== Text

FIGS. 4A-4F illustrate example operations that can be performed to effectuate swarm learning using homomorphic encryption to protect parameter data in accordance with one embodiment of the disclosed technology.
Referring to FIG. 4A, the swarm learning process may, in one embodiment, begin with the election of a merge leader when a quorum of nodes (nodes 400-1 to 400-n in the swarm network, which can be an embodiment of blockchain network 110, are ready merge their parameters. As illustrated in FIG. 4A, each of nodes 400-1, 400-2 . . . , 400-n perform an enroll operation resulting in each of nodes 400-1, 400-2 . . . , 400-n being registered in ledger 420, which may be an embodiment of ledger 42 or ledger 238 discussed above. It should be understood that the smart contracts 44, described above, may encode rules for enrolling a node for participation in a swarm learning network, e.g., an embodiment of blockchain network 110. The rules may specify required credentials and/or other enrollment prerequisites. The required credentials may impose permissions on which nodes are allowed to participate. For example, the blockchain network 110 may be configured as a private blockchain where only authorized nodes are permitted to participate in an iteration. Moreover, any authorization information and expected credentials may be encoded within the smart contracts 44 or other stored information available to nodes on the blockchain network 110, Once a node has been enrolled, the blockchain network 110 may record an identity of the node and its state so that an identification of all nodes is known. Such recordation may be made via an entry in the distributed ledger 420. As such, the distributed ledger 420 may record a topology of the nodes and a state of the nodes, and this may continue through the parameter merging process as will be described further below.

====

### Required tasks
#1 In the swarm learning text, what records both the topology of the nodes and the state of the nodes?
#2 Duplicate everything in the swarm learning text from "FIGS. 4A-4F illustrate" down to "the disclosed technology.", word for word.

== Collected data

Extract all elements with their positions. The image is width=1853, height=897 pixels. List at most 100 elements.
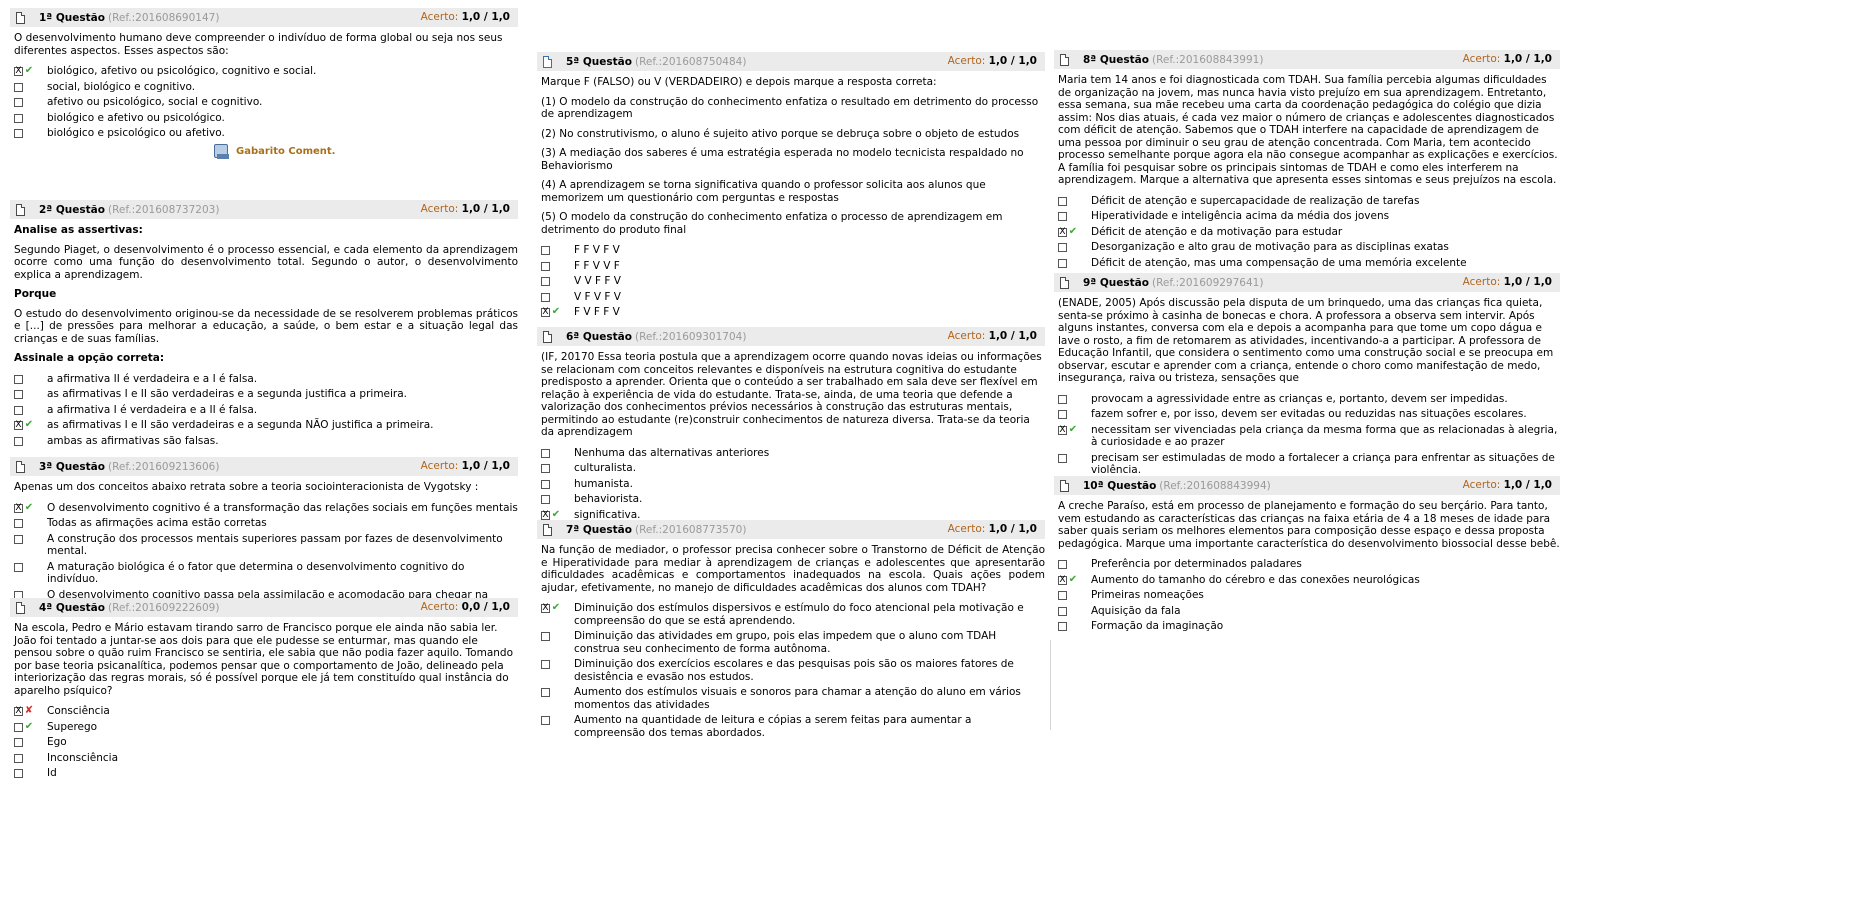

====

### Answers to the tasks
#1 The distributed ledger 420.

#2
FIGS. 4A-4F illustrate example operations that can be performed to effectuate swarm learning using homomorphic encryption to protect parameter data in accordance with one embodiment of the disclosed technology.